[Extracted data entries]
....................
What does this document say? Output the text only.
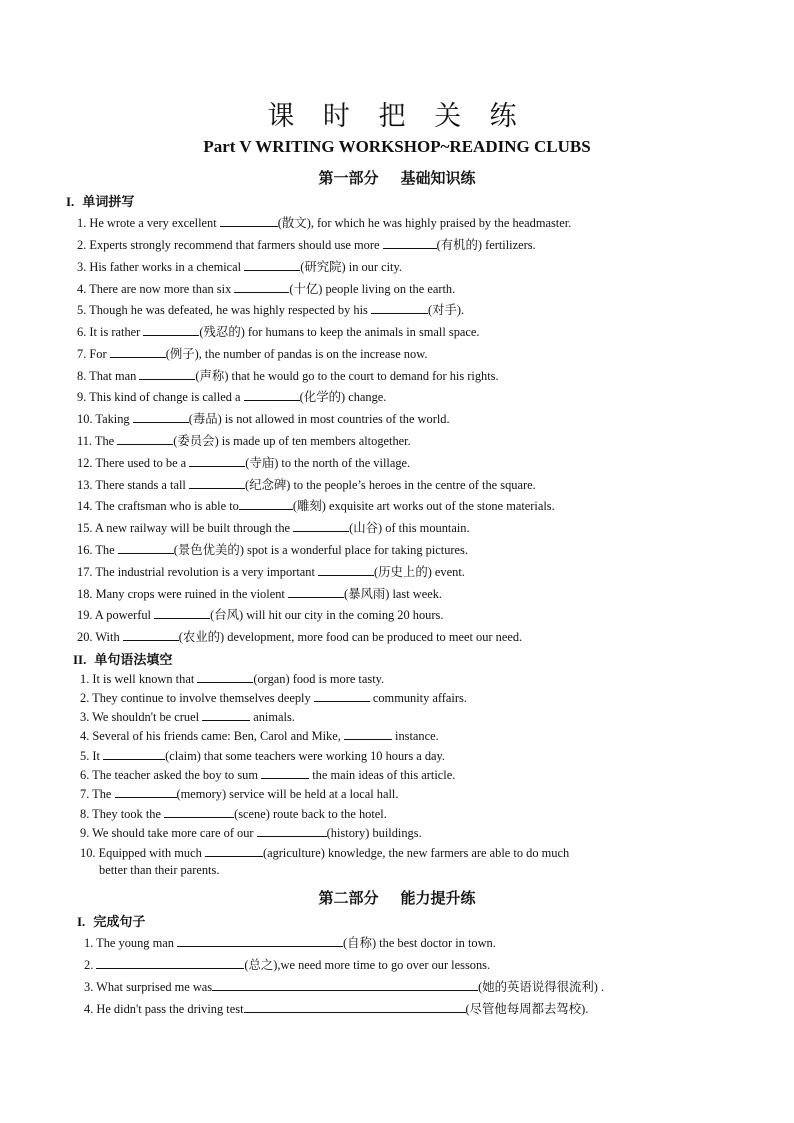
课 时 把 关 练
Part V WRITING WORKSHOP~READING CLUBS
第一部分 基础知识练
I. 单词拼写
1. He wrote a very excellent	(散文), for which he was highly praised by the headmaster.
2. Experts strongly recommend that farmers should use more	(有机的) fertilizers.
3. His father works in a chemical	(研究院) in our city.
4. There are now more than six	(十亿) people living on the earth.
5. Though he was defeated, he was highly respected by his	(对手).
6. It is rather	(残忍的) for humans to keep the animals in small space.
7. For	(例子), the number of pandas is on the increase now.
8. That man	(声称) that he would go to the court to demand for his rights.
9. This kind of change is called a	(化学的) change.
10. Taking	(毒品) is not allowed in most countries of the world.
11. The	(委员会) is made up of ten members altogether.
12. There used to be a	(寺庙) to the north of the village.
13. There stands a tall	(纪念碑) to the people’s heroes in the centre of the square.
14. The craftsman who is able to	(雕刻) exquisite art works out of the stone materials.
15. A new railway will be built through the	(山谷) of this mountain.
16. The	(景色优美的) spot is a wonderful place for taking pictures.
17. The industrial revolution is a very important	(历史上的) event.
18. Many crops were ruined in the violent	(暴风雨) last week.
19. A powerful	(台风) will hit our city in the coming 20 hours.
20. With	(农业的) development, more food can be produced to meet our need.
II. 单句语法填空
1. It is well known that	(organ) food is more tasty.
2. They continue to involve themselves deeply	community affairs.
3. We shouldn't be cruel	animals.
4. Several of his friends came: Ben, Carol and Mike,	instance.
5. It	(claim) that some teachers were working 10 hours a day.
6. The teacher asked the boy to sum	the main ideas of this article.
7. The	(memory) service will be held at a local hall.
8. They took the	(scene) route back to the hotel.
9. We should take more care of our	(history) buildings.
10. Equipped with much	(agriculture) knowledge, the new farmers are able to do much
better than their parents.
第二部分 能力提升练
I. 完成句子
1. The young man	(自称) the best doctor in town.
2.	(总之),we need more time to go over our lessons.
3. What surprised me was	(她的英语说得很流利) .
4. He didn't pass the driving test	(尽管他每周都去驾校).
....................
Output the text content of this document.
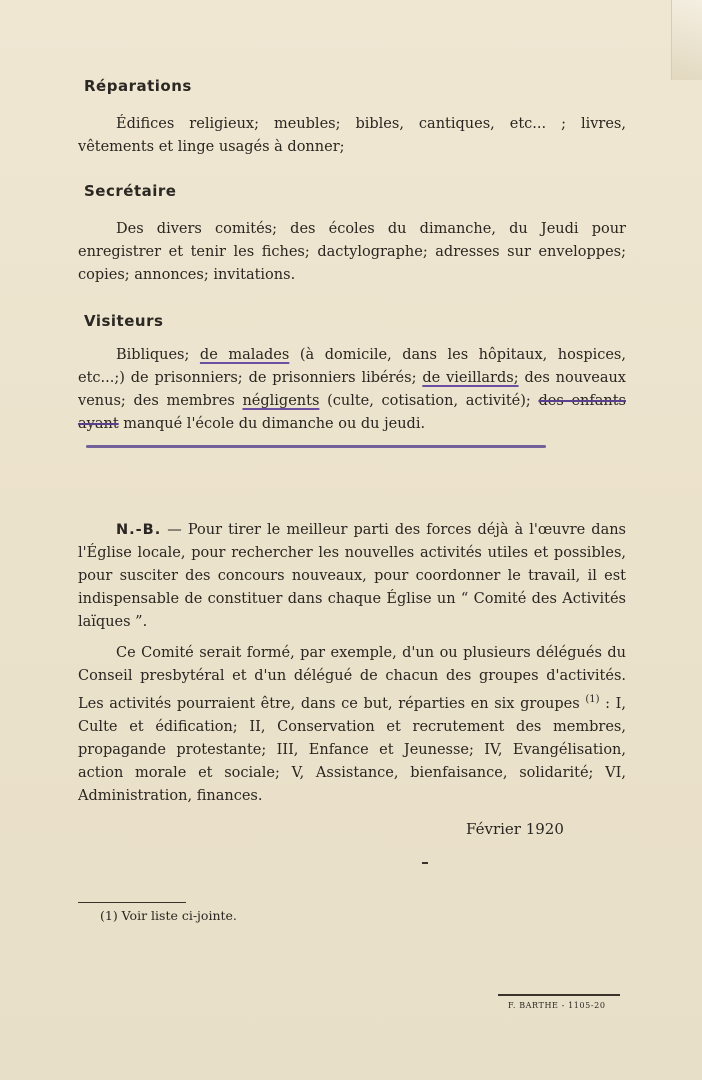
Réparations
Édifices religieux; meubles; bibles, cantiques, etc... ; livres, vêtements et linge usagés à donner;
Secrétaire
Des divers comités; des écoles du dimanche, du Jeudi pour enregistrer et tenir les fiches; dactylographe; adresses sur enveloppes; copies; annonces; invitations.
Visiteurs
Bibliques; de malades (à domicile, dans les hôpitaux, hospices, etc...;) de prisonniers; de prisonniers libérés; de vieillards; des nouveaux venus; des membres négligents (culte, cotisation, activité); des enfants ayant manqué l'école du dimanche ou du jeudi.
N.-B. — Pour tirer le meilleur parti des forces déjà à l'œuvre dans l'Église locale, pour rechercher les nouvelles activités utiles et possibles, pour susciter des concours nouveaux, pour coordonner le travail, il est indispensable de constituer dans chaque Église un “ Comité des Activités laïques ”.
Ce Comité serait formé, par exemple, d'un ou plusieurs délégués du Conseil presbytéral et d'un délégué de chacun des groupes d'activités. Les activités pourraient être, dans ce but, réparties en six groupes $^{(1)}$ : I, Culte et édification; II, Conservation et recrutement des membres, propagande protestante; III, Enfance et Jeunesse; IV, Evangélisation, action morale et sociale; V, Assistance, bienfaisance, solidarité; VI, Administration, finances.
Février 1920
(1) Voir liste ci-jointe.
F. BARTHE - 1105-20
....................
▸ **SET PROBLEM**
Scan the listing above. Gather each line that contains the word "than".

▸ **EXERCISE RESULT**
4. There are now more than six	(十亿) people living on the earth.
better than their parents.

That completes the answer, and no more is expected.